What you should do: Give every line of the data again, unchanged, but with no pictures.

Data tied to figure images:
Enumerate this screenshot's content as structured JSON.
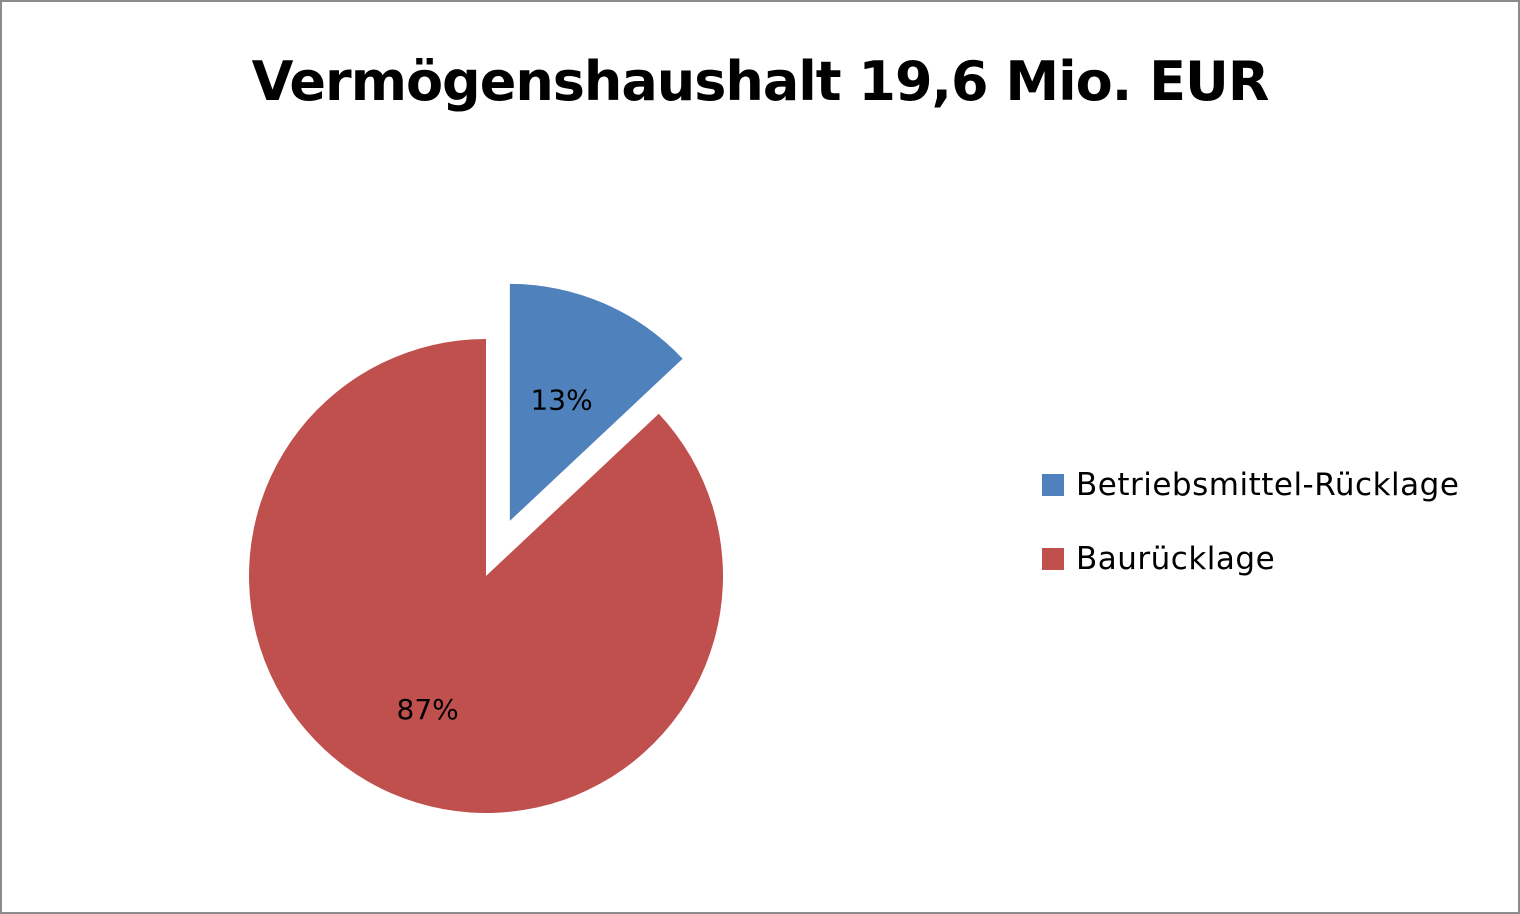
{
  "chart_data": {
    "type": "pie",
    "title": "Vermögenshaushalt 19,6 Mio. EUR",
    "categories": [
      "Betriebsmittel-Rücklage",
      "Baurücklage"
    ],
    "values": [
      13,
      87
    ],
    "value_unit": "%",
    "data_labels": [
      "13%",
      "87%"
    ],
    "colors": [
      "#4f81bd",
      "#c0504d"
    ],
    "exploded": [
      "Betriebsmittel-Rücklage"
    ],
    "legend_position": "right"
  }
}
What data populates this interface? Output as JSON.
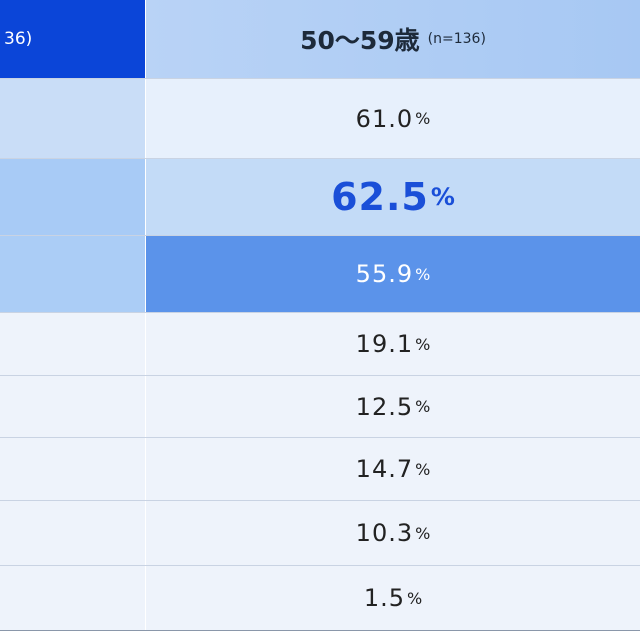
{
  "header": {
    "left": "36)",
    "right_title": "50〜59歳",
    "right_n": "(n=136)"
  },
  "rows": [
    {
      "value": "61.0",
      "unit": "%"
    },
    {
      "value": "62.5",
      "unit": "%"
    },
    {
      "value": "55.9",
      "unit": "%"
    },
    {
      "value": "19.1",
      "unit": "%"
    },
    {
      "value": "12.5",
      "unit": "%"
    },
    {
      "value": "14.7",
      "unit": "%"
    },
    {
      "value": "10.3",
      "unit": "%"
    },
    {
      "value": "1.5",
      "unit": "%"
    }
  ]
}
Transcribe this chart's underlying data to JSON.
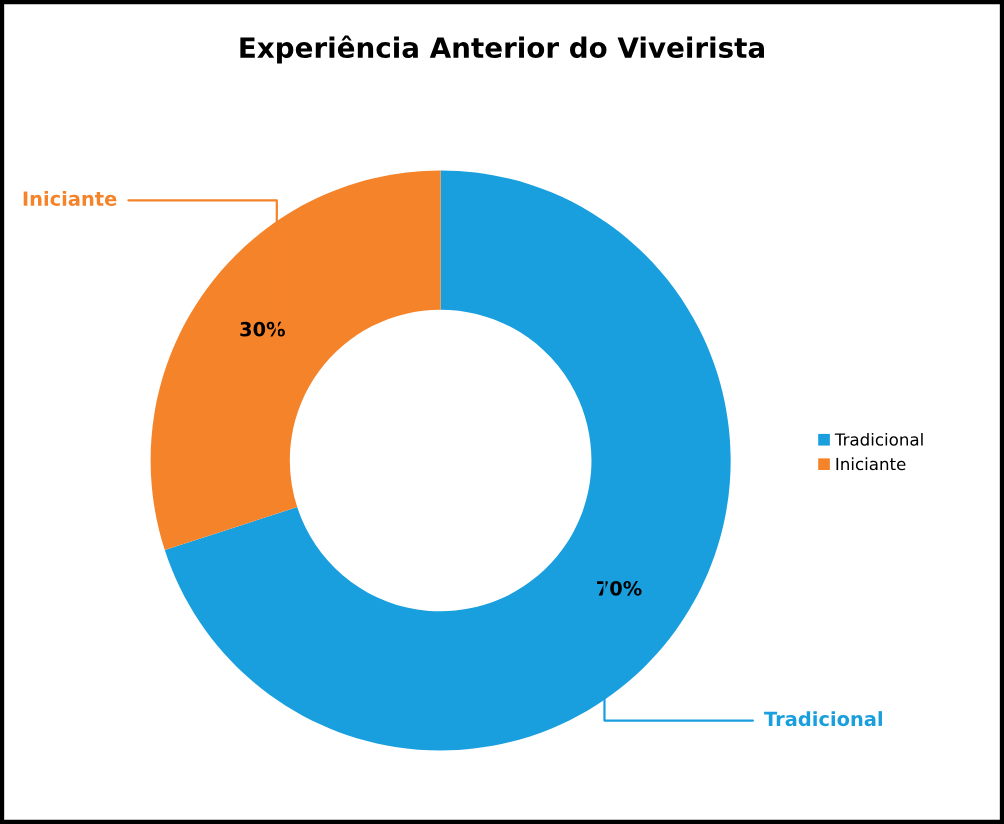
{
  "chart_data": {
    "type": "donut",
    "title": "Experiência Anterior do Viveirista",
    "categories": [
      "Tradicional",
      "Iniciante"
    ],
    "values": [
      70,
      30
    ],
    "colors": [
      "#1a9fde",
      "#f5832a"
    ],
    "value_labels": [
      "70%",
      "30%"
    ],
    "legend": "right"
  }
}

Answer:
Enumerate this screenshot's content as structured JSON.
{
  "chart_data": {
    "type": "pie",
    "title": "Vermögenshaushalt 19,6 Mio. EUR",
    "categories": [
      "Betriebsmittel-Rücklage",
      "Baurücklage"
    ],
    "values": [
      13,
      87
    ],
    "value_unit": "%",
    "data_labels": [
      "13%",
      "87%"
    ],
    "colors": [
      "#4f81bd",
      "#c0504d"
    ],
    "exploded": [
      "Betriebsmittel-Rücklage"
    ],
    "legend_position": "right"
  }
}
What data populates this interface? Output as JSON.
{
  "header": {
    "left": "36)",
    "right_title": "50〜59歳",
    "right_n": "(n=136)"
  },
  "rows": [
    {
      "value": "61.0",
      "unit": "%"
    },
    {
      "value": "62.5",
      "unit": "%"
    },
    {
      "value": "55.9",
      "unit": "%"
    },
    {
      "value": "19.1",
      "unit": "%"
    },
    {
      "value": "12.5",
      "unit": "%"
    },
    {
      "value": "14.7",
      "unit": "%"
    },
    {
      "value": "10.3",
      "unit": "%"
    },
    {
      "value": "1.5",
      "unit": "%"
    }
  ]
}
Transcribe this chart's underlying data to JSON.
{
  "chart_data": {
    "type": "donut",
    "title": "Experiência Anterior do Viveirista",
    "categories": [
      "Tradicional",
      "Iniciante"
    ],
    "values": [
      70,
      30
    ],
    "colors": [
      "#1a9fde",
      "#f5832a"
    ],
    "value_labels": [
      "70%",
      "30%"
    ],
    "legend": "right"
  }
}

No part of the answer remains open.